WRITTEN EXERCISE:
Make an exact copy of all the entries, with the pictures left out.

########

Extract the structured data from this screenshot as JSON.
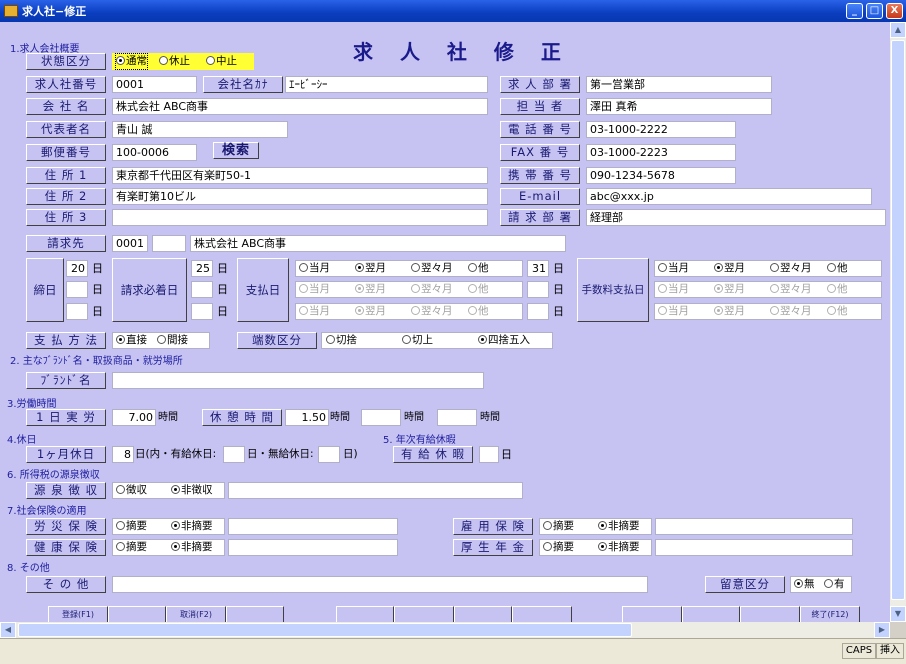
{
  "window": {
    "title": "求人社−修正",
    "min": "_",
    "max": "□",
    "close": "X"
  },
  "form": {
    "title": "求 人 社 修 正"
  },
  "sections": {
    "s1": "1.求人会社概要",
    "s2": "2. 主なﾌﾞﾗﾝﾄﾞ名・取扱商品・就労場所",
    "s3": "3.労働時間",
    "s4": "4.休日",
    "s5": "5. 年次有給休暇",
    "s6": "6. 所得税の源泉徴収",
    "s7": "7.社会保険の適用",
    "s8": "8. その他"
  },
  "status": {
    "label": "状態区分",
    "options": [
      "通常",
      "休止",
      "中止"
    ],
    "selected": 0
  },
  "fields": {
    "company_no": {
      "label": "求人社番号",
      "value": "0001"
    },
    "kana": {
      "label": "会社名ｶﾅ",
      "value": "ｴｰﾋﾞｰｼｰ"
    },
    "company": {
      "label": "会 社 名",
      "value": "株式会社 ABC商事"
    },
    "rep": {
      "label": "代表者名",
      "value": "青山 誠"
    },
    "zip": {
      "label": "郵便番号",
      "value": "100-0006",
      "search": "検索"
    },
    "addr1": {
      "label": "住 所 1",
      "value": "東京都千代田区有楽町50-1"
    },
    "addr2": {
      "label": "住 所 2",
      "value": "有楽町第10ビル"
    },
    "addr3": {
      "label": "住 所 3",
      "value": ""
    },
    "dept": {
      "label": "求 人 部 署",
      "value": "第一営業部"
    },
    "person": {
      "label": "担 当 者",
      "value": "澤田 真希"
    },
    "tel": {
      "label": "電 話 番 号",
      "value": "03-1000-2222"
    },
    "fax": {
      "label": "FAX 番 号",
      "value": "03-1000-2223"
    },
    "mobile": {
      "label": "携 帯 番 号",
      "value": "090-1234-5678"
    },
    "email": {
      "label": "E-mail",
      "value": "abc@xxx.jp"
    },
    "billing_dept": {
      "label": "請 求 部 署",
      "value": "経理部"
    },
    "bill_to": {
      "label": "請求先",
      "code": "0001",
      "code2": "",
      "name": "株式会社 ABC商事"
    }
  },
  "closing": {
    "label": "締日",
    "rows": [
      "20",
      "",
      ""
    ],
    "unit": "日"
  },
  "must": {
    "label": "請求必着日",
    "rows": [
      "25",
      "",
      ""
    ],
    "unit": "日"
  },
  "pay": {
    "label": "支払日",
    "rows": [
      "31",
      "",
      ""
    ],
    "unit": "日",
    "options": [
      "当月",
      "翌月",
      "翌々月",
      "他"
    ],
    "selected": 1
  },
  "fee": {
    "label": "手数料支払日",
    "options": [
      "当月",
      "翌月",
      "翌々月",
      "他"
    ],
    "selected": 1
  },
  "pay_method": {
    "label": "支 払 方 法",
    "options": [
      "直接",
      "間接"
    ],
    "selected": 0
  },
  "rounding": {
    "label": "端数区分",
    "options": [
      "切捨",
      "切上",
      "四捨五入"
    ],
    "selected": 2
  },
  "brand": {
    "label": "ﾌﾞﾗﾝﾄﾞ名",
    "value": ""
  },
  "work": {
    "label": "1 日 実 労",
    "hours": "7.00",
    "unit": "時間",
    "rest_label": "休 憩 時 間",
    "rest": "1.50",
    "extra1": "",
    "extra2": ""
  },
  "holiday": {
    "label": "1ヶ月休日",
    "value": "8",
    "text1": "日(内・有給休日:",
    "paid": "",
    "text2": "日・無給休日:",
    "unpaid": "",
    "text3": "日)"
  },
  "leave": {
    "label": "有 給 休 暇",
    "value": "",
    "unit": "日"
  },
  "tax": {
    "label": "源 泉 徴 収",
    "options": [
      "徴収",
      "非徴収"
    ],
    "selected": 1,
    "note": ""
  },
  "ins": {
    "rosai": "労 災 保 険",
    "kenko": "健 康 保 険",
    "koyo": "雇 用 保 険",
    "kosei": "厚 生 年 金",
    "options": [
      "摘要",
      "非摘要"
    ],
    "selected": 1
  },
  "other": {
    "label": "そ の 他",
    "value": ""
  },
  "caution": {
    "label": "留意区分",
    "options": [
      "無",
      "有"
    ],
    "selected": 0
  },
  "bottom": [
    "登録(F1)",
    "取消(F2)",
    "終了(F12)"
  ],
  "statusbar": {
    "caps": "CAPS",
    "ins": "挿入"
  }
}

########

THE REPLY:
Extract the structured data from this screenshot as JSON.
{
  "window": {
    "title": "求人社−修正",
    "min": "_",
    "max": "□",
    "close": "X"
  },
  "form": {
    "title": "求 人 社 修 正"
  },
  "sections": {
    "s1": "1.求人会社概要",
    "s2": "2. 主なﾌﾞﾗﾝﾄﾞ名・取扱商品・就労場所",
    "s3": "3.労働時間",
    "s4": "4.休日",
    "s5": "5. 年次有給休暇",
    "s6": "6. 所得税の源泉徴収",
    "s7": "7.社会保険の適用",
    "s8": "8. その他"
  },
  "status": {
    "label": "状態区分",
    "options": [
      "通常",
      "休止",
      "中止"
    ],
    "selected": 0
  },
  "fields": {
    "company_no": {
      "label": "求人社番号",
      "value": "0001"
    },
    "kana": {
      "label": "会社名ｶﾅ",
      "value": "ｴｰﾋﾞｰｼｰ"
    },
    "company": {
      "label": "会 社 名",
      "value": "株式会社 ABC商事"
    },
    "rep": {
      "label": "代表者名",
      "value": "青山 誠"
    },
    "zip": {
      "label": "郵便番号",
      "value": "100-0006",
      "search": "検索"
    },
    "addr1": {
      "label": "住 所 1",
      "value": "東京都千代田区有楽町50-1"
    },
    "addr2": {
      "label": "住 所 2",
      "value": "有楽町第10ビル"
    },
    "addr3": {
      "label": "住 所 3",
      "value": ""
    },
    "dept": {
      "label": "求 人 部 署",
      "value": "第一営業部"
    },
    "person": {
      "label": "担 当 者",
      "value": "澤田 真希"
    },
    "tel": {
      "label": "電 話 番 号",
      "value": "03-1000-2222"
    },
    "fax": {
      "label": "FAX 番 号",
      "value": "03-1000-2223"
    },
    "mobile": {
      "label": "携 帯 番 号",
      "value": "090-1234-5678"
    },
    "email": {
      "label": "E-mail",
      "value": "abc@xxx.jp"
    },
    "billing_dept": {
      "label": "請 求 部 署",
      "value": "経理部"
    },
    "bill_to": {
      "label": "請求先",
      "code": "0001",
      "code2": "",
      "name": "株式会社 ABC商事"
    }
  },
  "closing": {
    "label": "締日",
    "rows": [
      "20",
      "",
      ""
    ],
    "unit": "日"
  },
  "must": {
    "label": "請求必着日",
    "rows": [
      "25",
      "",
      ""
    ],
    "unit": "日"
  },
  "pay": {
    "label": "支払日",
    "rows": [
      "31",
      "",
      ""
    ],
    "unit": "日",
    "options": [
      "当月",
      "翌月",
      "翌々月",
      "他"
    ],
    "selected": 1
  },
  "fee": {
    "label": "手数料支払日",
    "options": [
      "当月",
      "翌月",
      "翌々月",
      "他"
    ],
    "selected": 1
  },
  "pay_method": {
    "label": "支 払 方 法",
    "options": [
      "直接",
      "間接"
    ],
    "selected": 0
  },
  "rounding": {
    "label": "端数区分",
    "options": [
      "切捨",
      "切上",
      "四捨五入"
    ],
    "selected": 2
  },
  "brand": {
    "label": "ﾌﾞﾗﾝﾄﾞ名",
    "value": ""
  },
  "work": {
    "label": "1 日 実 労",
    "hours": "7.00",
    "unit": "時間",
    "rest_label": "休 憩 時 間",
    "rest": "1.50",
    "extra1": "",
    "extra2": ""
  },
  "holiday": {
    "label": "1ヶ月休日",
    "value": "8",
    "text1": "日(内・有給休日:",
    "paid": "",
    "text2": "日・無給休日:",
    "unpaid": "",
    "text3": "日)"
  },
  "leave": {
    "label": "有 給 休 暇",
    "value": "",
    "unit": "日"
  },
  "tax": {
    "label": "源 泉 徴 収",
    "options": [
      "徴収",
      "非徴収"
    ],
    "selected": 1,
    "note": ""
  },
  "ins": {
    "rosai": "労 災 保 険",
    "kenko": "健 康 保 険",
    "koyo": "雇 用 保 険",
    "kosei": "厚 生 年 金",
    "options": [
      "摘要",
      "非摘要"
    ],
    "selected": 1
  },
  "other": {
    "label": "そ の 他",
    "value": ""
  },
  "caution": {
    "label": "留意区分",
    "options": [
      "無",
      "有"
    ],
    "selected": 0
  },
  "bottom": [
    "登録(F1)",
    "取消(F2)",
    "終了(F12)"
  ],
  "statusbar": {
    "caps": "CAPS",
    "ins": "挿入"
  }
}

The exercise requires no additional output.